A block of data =
· · ·

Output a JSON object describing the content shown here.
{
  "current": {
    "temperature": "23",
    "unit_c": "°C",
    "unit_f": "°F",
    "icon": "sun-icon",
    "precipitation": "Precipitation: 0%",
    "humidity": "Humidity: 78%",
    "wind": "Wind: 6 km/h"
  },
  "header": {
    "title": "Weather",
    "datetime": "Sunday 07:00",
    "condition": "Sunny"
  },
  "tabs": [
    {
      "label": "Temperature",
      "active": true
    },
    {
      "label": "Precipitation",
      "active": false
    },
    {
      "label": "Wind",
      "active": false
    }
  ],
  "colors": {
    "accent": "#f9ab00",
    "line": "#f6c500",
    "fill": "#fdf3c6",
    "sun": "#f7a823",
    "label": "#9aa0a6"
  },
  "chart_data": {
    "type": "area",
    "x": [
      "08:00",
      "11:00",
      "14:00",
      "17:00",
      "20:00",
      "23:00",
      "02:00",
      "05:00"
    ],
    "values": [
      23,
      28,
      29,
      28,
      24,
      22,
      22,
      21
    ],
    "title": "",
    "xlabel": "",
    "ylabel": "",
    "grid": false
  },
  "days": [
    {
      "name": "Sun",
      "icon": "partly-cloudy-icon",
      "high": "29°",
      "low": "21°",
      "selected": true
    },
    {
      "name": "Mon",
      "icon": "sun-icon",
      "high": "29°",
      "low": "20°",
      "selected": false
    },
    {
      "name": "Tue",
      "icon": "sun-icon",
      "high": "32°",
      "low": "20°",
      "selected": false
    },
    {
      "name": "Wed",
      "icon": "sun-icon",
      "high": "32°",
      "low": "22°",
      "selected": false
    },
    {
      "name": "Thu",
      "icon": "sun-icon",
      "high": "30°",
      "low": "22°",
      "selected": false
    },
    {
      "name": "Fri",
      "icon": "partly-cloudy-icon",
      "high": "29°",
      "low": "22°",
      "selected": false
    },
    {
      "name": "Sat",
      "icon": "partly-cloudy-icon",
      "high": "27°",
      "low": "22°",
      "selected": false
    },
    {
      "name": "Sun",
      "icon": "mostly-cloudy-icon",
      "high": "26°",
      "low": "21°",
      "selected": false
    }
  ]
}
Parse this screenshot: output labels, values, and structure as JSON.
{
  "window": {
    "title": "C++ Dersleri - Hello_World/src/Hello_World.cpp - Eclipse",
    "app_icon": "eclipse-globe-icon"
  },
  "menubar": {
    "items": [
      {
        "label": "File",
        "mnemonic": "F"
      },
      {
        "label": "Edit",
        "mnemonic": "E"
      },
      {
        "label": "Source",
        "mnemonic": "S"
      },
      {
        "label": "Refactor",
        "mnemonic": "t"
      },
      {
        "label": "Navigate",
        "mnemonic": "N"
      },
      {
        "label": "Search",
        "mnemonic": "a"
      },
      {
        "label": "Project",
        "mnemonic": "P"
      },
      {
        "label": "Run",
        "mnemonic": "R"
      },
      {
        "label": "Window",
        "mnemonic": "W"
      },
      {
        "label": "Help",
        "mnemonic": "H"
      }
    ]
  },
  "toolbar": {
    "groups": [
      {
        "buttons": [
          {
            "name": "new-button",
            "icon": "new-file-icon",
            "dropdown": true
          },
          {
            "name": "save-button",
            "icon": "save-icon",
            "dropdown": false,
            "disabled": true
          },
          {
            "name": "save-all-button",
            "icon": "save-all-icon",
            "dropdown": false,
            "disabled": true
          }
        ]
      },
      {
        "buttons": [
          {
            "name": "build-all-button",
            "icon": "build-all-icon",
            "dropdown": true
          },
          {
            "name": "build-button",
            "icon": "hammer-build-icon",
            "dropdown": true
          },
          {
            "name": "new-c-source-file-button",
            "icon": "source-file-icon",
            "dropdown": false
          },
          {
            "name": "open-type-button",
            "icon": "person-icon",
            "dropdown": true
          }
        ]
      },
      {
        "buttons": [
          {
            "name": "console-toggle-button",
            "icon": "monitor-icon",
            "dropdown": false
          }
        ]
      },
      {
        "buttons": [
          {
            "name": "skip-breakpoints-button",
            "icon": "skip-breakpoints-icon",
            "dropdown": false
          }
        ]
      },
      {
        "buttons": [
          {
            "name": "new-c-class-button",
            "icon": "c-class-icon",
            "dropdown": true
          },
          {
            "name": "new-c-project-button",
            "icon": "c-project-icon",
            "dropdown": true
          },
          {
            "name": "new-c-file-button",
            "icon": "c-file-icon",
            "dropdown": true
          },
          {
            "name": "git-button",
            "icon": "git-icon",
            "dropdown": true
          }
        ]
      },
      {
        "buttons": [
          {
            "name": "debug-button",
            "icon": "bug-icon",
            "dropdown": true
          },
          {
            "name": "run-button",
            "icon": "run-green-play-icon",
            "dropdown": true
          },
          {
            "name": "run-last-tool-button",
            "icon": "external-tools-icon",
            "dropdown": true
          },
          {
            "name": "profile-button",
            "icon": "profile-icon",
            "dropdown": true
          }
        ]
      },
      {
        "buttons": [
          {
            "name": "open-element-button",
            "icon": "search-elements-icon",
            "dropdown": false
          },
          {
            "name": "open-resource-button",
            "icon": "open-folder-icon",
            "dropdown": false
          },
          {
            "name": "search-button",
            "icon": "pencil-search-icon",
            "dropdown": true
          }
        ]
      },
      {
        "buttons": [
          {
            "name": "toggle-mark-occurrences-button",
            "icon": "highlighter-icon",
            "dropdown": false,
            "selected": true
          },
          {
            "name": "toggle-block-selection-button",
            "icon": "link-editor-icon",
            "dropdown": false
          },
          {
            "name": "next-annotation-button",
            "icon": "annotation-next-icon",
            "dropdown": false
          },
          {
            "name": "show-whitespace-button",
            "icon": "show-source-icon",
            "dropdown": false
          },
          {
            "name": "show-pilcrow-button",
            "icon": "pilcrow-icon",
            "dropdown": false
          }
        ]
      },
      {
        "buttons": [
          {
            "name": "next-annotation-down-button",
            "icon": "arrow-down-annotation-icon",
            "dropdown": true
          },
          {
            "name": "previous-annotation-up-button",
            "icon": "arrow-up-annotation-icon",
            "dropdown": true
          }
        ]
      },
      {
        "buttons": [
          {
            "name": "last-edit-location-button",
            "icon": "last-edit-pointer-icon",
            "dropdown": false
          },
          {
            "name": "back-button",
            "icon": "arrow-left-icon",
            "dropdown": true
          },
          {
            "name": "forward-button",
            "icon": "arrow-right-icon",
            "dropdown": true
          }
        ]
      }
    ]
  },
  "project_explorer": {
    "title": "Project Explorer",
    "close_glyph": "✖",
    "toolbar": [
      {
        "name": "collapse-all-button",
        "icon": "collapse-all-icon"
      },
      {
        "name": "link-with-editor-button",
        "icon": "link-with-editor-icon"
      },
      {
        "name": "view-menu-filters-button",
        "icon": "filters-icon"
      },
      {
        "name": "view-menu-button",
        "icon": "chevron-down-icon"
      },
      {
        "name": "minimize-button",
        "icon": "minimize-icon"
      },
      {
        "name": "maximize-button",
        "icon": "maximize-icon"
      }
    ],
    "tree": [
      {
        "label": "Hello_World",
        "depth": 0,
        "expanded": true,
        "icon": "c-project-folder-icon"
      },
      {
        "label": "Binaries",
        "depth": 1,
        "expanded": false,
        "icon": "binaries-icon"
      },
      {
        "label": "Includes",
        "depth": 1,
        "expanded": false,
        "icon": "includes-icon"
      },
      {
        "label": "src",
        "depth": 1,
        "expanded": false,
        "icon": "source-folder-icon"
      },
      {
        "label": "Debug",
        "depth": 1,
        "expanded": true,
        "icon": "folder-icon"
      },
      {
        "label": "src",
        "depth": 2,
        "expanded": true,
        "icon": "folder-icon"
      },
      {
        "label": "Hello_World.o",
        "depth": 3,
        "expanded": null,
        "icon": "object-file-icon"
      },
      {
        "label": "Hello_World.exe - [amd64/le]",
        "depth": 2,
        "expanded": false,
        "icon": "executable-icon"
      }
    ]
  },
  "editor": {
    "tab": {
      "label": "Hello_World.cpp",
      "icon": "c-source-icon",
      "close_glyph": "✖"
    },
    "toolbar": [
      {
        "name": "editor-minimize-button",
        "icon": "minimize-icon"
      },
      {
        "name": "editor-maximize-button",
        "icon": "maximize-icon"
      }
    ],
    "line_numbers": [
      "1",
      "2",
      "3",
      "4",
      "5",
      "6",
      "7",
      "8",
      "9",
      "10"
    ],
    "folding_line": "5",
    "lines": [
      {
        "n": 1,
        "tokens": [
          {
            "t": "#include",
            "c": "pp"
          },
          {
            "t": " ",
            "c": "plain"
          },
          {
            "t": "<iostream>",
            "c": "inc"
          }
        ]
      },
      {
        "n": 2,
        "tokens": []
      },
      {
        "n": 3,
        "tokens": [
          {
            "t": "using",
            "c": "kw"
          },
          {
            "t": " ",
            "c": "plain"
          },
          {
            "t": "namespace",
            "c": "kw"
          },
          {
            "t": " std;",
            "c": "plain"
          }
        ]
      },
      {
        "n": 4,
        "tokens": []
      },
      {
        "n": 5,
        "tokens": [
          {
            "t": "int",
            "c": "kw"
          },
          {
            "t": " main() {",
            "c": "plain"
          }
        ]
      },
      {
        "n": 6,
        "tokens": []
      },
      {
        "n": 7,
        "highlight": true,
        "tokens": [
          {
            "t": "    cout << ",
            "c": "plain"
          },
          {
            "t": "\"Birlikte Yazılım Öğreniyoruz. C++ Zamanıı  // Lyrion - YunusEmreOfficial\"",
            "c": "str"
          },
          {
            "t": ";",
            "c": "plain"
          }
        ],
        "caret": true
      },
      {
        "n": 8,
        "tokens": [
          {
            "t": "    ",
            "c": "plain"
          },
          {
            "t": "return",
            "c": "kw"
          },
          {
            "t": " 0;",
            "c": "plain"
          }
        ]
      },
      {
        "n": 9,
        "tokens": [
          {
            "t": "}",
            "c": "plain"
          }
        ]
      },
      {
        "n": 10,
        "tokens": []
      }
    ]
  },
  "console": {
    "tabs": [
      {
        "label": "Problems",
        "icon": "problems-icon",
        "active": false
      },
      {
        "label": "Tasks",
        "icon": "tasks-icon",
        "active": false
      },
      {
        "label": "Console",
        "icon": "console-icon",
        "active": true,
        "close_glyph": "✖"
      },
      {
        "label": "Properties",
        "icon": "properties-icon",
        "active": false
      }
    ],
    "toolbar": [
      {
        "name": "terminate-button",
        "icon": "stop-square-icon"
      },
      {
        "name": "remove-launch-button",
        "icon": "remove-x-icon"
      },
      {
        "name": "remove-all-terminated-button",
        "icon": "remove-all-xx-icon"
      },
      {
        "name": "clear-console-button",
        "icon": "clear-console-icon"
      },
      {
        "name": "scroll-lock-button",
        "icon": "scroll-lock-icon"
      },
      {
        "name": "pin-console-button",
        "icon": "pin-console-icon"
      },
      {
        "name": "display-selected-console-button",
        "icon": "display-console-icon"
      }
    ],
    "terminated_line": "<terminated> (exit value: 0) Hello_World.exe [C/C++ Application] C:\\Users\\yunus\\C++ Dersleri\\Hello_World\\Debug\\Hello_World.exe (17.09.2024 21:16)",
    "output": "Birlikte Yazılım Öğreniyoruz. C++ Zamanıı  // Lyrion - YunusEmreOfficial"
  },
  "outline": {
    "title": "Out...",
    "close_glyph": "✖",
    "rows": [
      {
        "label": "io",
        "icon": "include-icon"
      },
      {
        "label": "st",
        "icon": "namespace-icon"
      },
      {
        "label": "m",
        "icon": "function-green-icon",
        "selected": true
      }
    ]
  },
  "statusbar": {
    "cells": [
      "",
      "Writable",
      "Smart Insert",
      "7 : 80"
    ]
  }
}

· · ·

Task prompt = Using the listing above, state the number of lines that hold "last", with no other text.

Answer for the task = 3